## WHAT YOU SHOULD DO
Find the lines holding the word "气球的受力面积变大了" and collect them.

== EXTRACTED INFORMATION ==

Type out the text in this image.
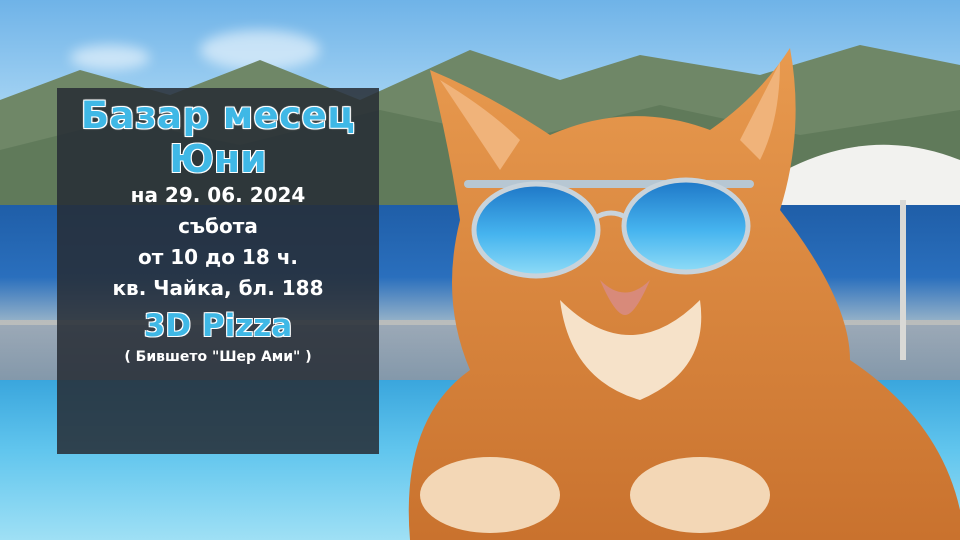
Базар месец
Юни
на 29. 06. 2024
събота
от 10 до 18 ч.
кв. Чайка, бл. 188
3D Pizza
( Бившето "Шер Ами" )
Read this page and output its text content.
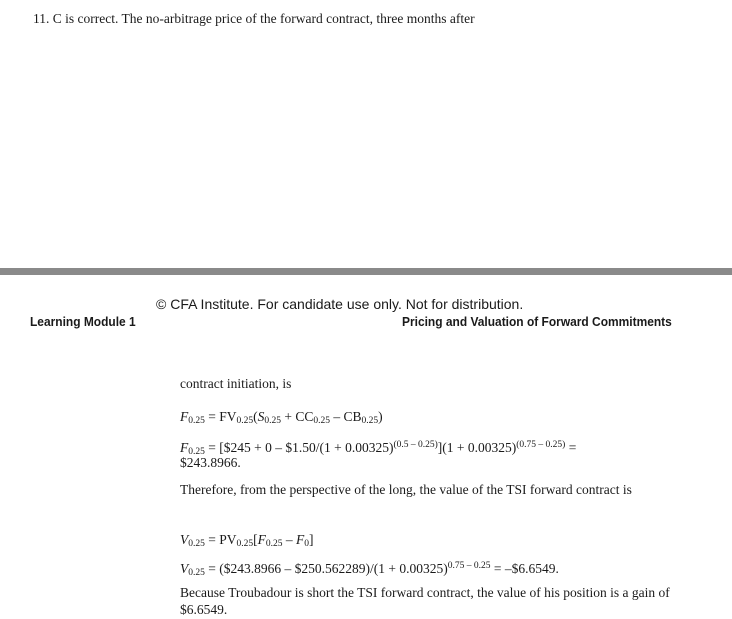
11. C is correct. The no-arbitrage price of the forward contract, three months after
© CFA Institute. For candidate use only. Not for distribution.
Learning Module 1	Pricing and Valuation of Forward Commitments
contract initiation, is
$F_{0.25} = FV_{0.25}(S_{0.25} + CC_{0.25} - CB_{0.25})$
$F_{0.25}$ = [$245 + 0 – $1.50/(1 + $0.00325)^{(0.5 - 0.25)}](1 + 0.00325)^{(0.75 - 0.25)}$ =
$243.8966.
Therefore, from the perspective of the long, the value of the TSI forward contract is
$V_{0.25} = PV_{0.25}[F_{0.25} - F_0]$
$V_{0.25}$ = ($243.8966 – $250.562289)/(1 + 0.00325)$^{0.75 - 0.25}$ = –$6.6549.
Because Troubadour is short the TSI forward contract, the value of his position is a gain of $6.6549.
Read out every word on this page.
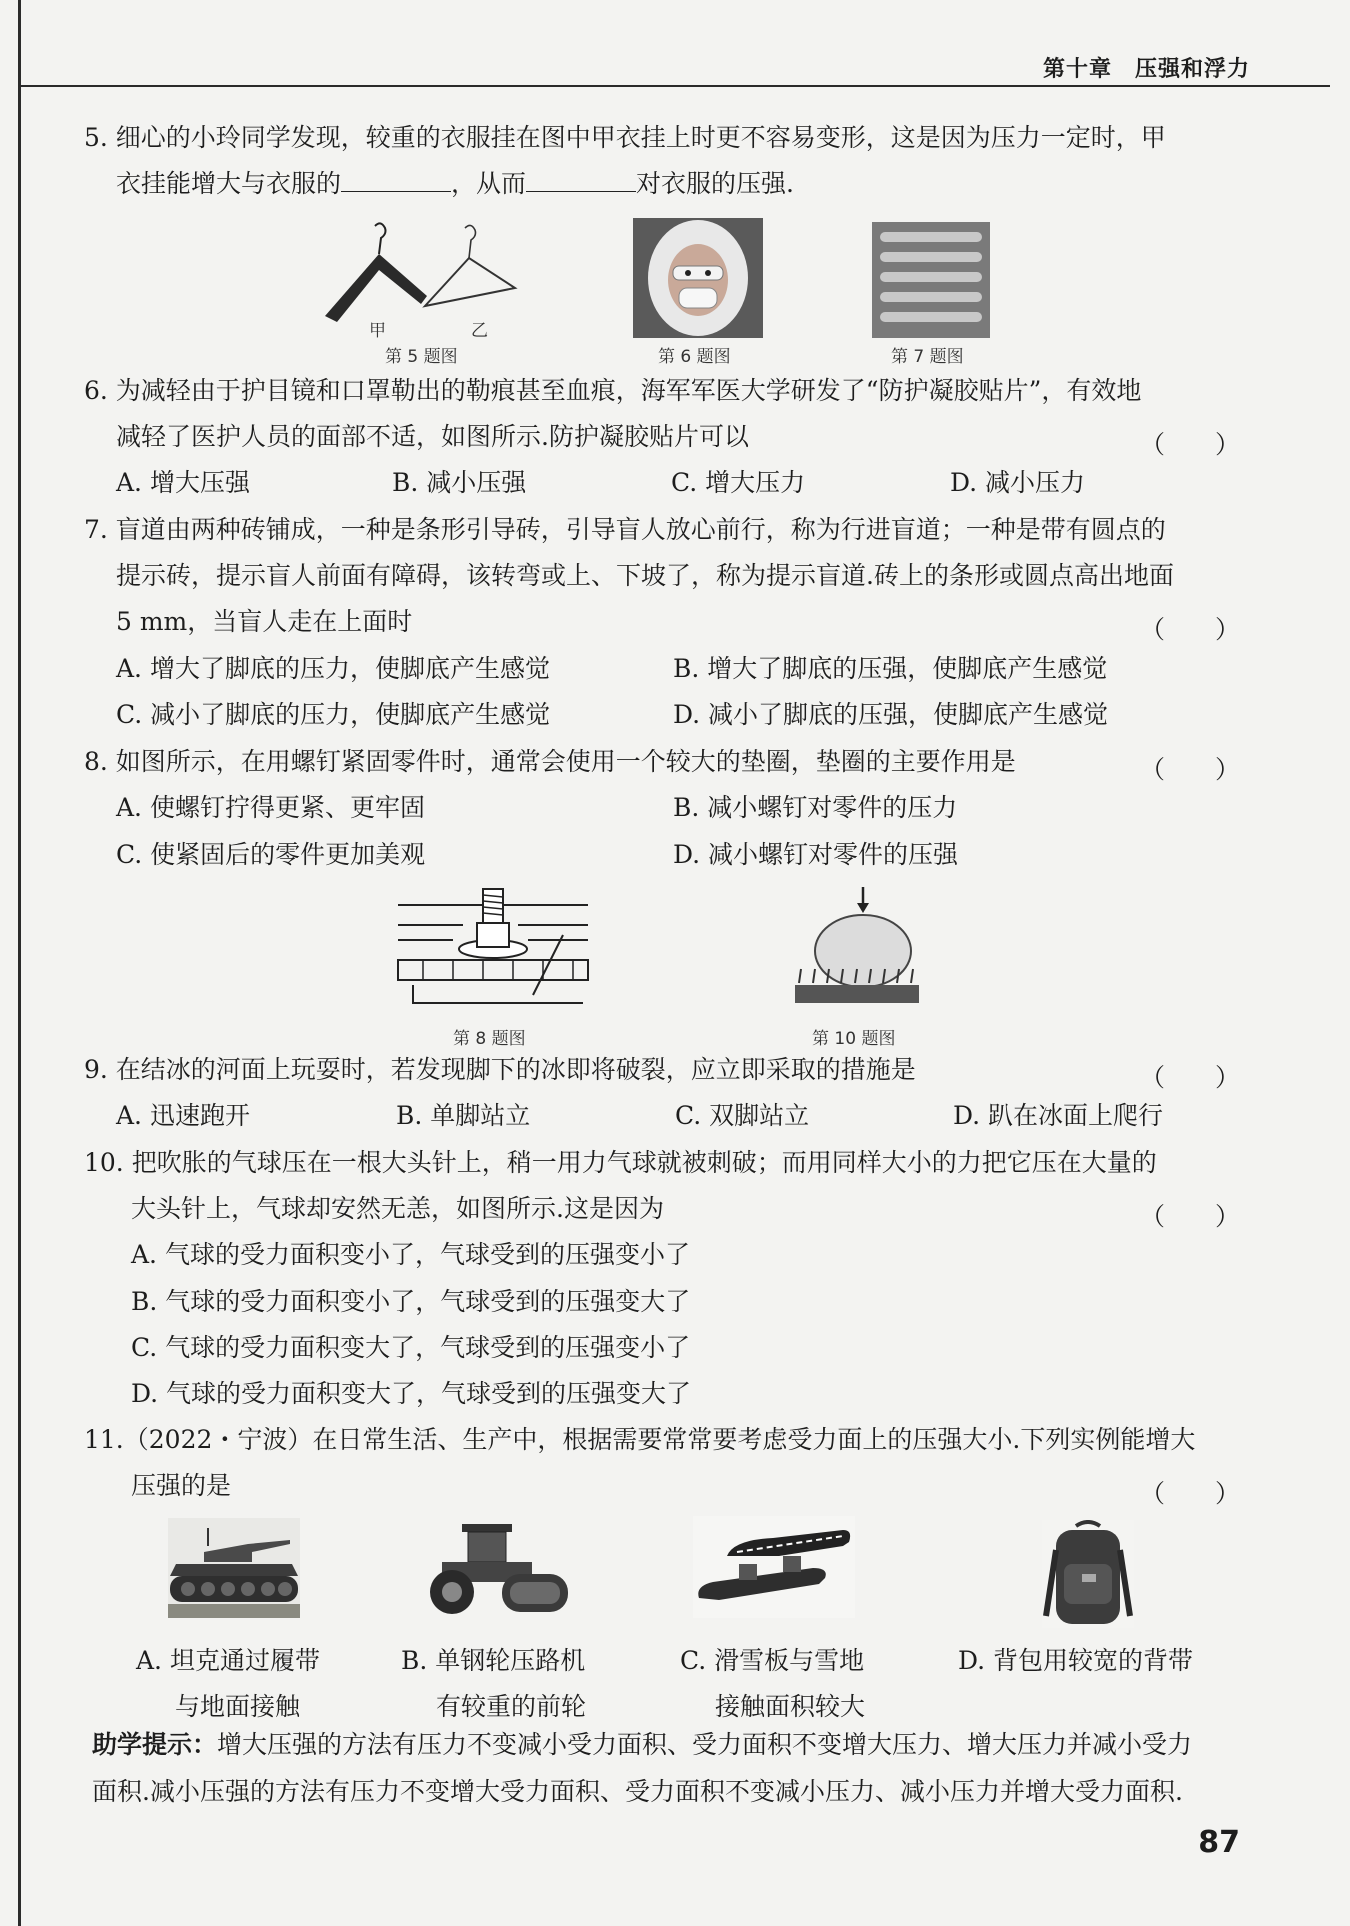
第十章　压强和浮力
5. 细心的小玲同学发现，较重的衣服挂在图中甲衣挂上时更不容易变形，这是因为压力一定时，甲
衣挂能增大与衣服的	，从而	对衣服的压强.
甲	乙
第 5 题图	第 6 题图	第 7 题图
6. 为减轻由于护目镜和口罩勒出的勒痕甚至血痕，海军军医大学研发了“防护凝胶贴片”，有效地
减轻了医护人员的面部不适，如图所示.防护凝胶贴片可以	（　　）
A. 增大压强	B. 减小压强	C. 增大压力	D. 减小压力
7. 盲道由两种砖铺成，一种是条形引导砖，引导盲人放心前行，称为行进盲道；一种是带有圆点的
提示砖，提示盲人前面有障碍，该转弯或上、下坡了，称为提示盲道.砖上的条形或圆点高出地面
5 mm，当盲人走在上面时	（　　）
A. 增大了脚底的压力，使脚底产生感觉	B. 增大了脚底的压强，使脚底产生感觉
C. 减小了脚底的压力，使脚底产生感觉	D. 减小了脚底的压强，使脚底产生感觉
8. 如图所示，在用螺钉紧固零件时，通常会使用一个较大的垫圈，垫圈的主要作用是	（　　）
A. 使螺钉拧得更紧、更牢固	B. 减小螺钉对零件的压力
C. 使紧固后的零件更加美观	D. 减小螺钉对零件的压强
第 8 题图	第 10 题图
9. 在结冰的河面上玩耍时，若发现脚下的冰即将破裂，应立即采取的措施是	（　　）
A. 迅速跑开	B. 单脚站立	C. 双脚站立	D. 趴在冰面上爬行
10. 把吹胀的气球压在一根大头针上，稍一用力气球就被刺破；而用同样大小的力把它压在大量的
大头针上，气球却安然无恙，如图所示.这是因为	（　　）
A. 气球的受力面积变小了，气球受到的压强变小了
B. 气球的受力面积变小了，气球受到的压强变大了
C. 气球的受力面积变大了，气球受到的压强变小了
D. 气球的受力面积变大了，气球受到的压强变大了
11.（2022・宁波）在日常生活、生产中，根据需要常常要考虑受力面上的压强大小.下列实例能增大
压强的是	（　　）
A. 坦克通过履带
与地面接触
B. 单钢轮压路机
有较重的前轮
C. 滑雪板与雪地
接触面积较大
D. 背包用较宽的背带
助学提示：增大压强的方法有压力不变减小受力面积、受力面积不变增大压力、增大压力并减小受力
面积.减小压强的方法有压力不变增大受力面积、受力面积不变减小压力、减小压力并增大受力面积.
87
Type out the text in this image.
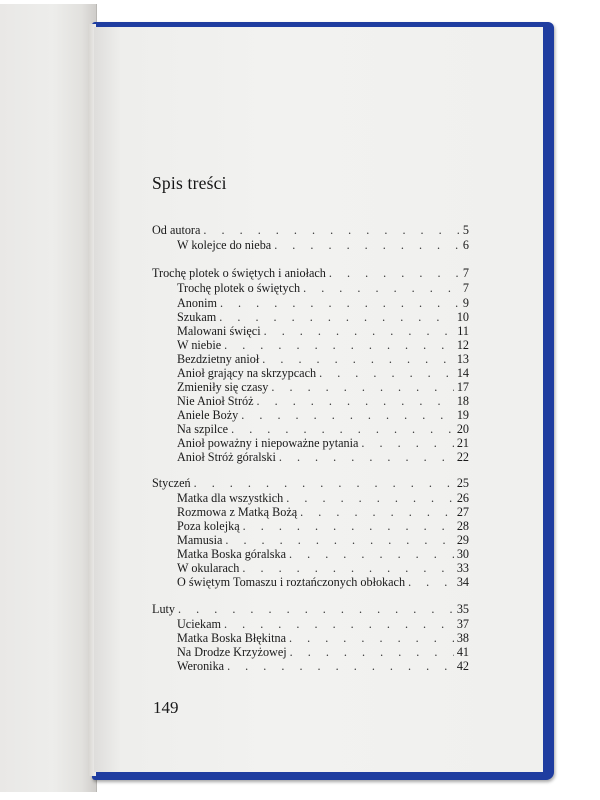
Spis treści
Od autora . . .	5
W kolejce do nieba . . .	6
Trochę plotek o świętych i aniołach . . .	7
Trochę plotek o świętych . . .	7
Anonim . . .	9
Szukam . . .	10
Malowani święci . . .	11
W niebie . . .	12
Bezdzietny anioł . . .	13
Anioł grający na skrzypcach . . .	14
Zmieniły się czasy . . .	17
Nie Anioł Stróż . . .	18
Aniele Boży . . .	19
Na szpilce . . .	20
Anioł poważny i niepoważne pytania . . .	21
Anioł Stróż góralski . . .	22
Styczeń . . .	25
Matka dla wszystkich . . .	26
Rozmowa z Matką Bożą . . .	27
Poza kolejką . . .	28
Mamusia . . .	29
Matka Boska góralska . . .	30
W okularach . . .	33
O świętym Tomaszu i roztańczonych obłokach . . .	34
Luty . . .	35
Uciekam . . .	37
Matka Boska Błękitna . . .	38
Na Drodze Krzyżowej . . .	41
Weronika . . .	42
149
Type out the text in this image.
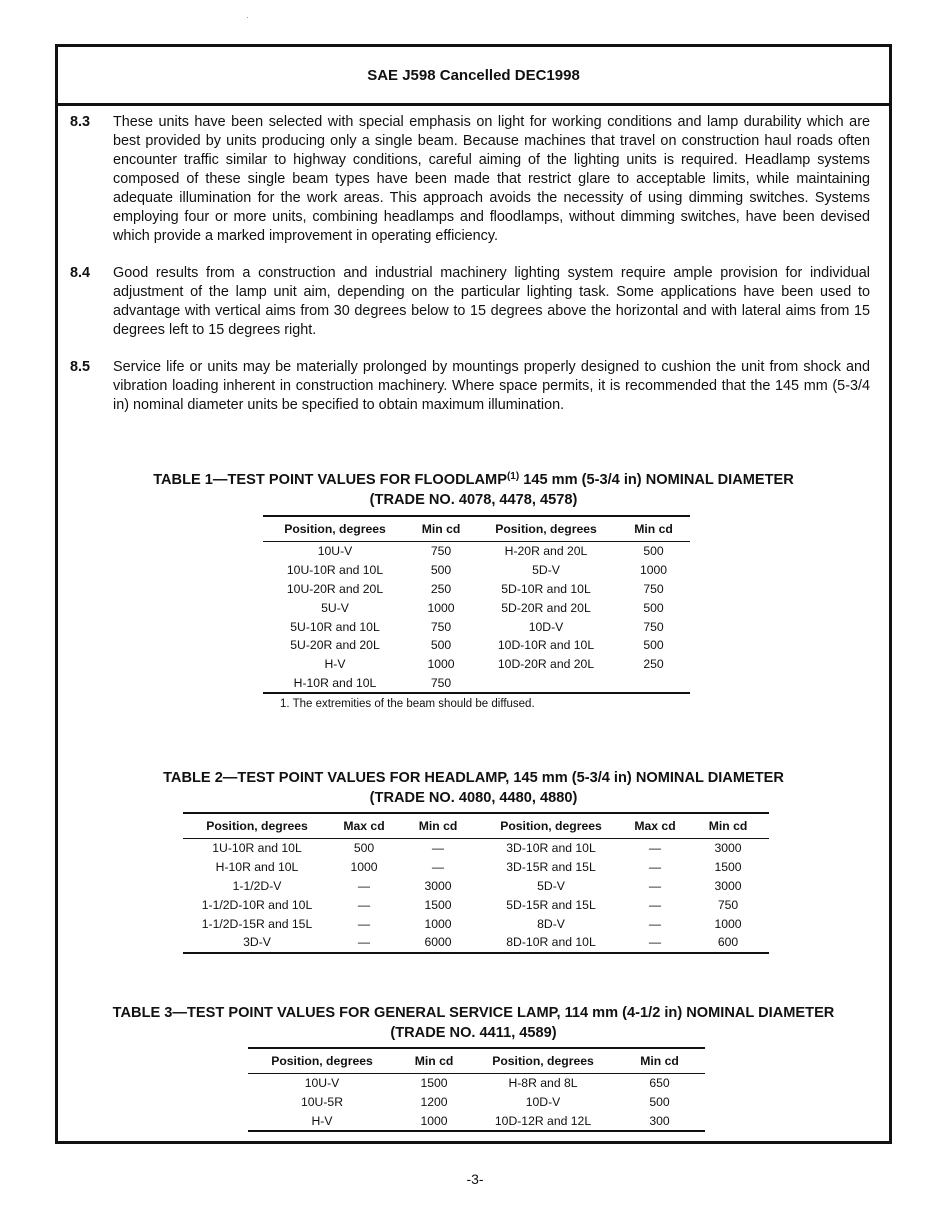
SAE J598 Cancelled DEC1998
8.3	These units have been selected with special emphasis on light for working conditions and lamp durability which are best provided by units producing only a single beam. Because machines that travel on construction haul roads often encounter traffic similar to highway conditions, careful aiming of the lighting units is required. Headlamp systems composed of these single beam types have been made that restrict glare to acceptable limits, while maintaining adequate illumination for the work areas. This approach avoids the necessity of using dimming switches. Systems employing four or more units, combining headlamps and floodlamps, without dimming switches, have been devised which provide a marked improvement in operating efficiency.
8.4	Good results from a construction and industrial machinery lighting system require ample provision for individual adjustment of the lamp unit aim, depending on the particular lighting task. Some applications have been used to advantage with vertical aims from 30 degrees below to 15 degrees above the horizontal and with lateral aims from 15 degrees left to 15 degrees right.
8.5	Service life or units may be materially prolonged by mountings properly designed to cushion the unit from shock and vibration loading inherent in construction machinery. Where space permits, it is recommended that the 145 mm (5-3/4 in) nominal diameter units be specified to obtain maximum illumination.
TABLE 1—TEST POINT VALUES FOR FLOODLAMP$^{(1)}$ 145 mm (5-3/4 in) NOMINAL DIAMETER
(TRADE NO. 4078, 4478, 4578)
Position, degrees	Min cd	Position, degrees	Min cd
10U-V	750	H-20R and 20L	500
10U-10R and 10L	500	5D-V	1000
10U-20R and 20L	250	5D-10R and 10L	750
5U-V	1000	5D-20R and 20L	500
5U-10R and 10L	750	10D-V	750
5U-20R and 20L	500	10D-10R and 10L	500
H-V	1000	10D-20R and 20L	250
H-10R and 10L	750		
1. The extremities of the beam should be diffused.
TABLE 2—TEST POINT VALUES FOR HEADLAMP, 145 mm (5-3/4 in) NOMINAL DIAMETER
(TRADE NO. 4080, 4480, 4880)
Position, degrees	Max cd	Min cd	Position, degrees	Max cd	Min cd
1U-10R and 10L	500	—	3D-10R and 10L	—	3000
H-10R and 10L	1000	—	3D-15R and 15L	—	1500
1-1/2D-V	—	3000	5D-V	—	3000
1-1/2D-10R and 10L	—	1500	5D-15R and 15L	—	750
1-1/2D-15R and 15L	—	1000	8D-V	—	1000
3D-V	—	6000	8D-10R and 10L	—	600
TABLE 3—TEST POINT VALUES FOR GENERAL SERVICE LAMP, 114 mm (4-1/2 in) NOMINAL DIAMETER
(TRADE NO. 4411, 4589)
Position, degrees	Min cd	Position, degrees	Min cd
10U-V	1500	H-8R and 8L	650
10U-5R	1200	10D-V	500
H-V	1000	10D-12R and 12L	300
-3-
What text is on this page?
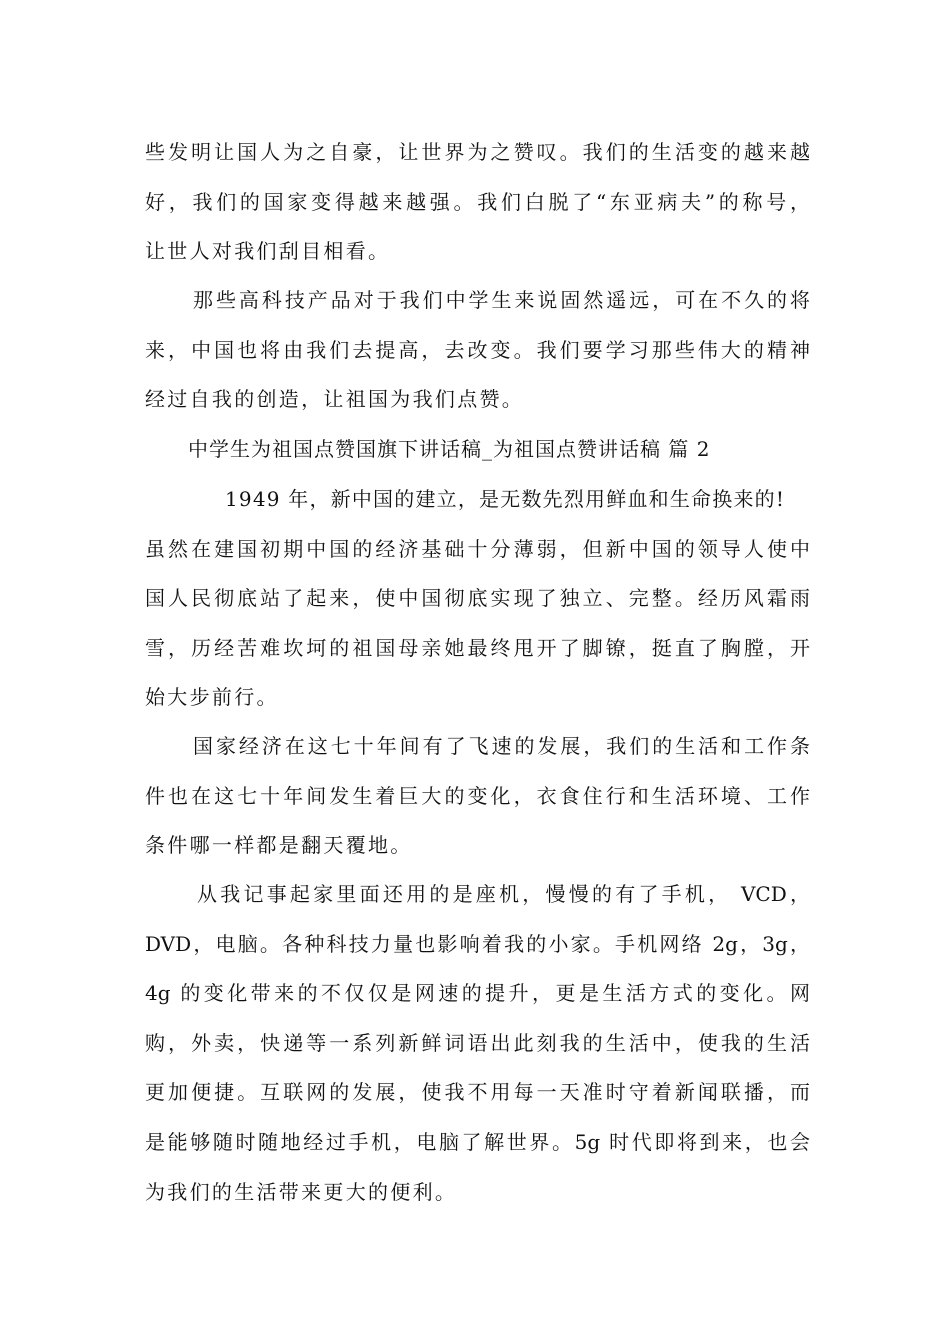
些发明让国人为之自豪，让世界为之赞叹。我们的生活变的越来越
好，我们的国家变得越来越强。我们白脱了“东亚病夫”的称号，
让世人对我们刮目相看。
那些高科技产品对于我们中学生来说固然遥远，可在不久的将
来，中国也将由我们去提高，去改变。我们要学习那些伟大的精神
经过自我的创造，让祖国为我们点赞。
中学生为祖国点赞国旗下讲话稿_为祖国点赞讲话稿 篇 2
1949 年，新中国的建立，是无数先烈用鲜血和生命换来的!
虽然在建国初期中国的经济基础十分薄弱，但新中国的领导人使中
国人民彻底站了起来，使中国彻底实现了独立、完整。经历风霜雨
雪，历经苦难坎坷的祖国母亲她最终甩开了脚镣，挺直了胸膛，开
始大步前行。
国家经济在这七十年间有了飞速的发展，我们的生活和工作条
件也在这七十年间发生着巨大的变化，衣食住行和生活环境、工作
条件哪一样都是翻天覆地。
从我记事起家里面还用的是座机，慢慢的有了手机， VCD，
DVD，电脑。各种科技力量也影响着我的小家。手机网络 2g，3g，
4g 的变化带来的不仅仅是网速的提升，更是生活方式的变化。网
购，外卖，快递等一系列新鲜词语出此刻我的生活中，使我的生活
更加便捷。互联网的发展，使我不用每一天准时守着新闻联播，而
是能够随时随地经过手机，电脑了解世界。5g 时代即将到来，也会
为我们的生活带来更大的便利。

===

## SOLUTION
C. 气球的受力面积变大了，气球受到的压强变小了
D. 气球的受力面积变大了，气球受到的压强变大了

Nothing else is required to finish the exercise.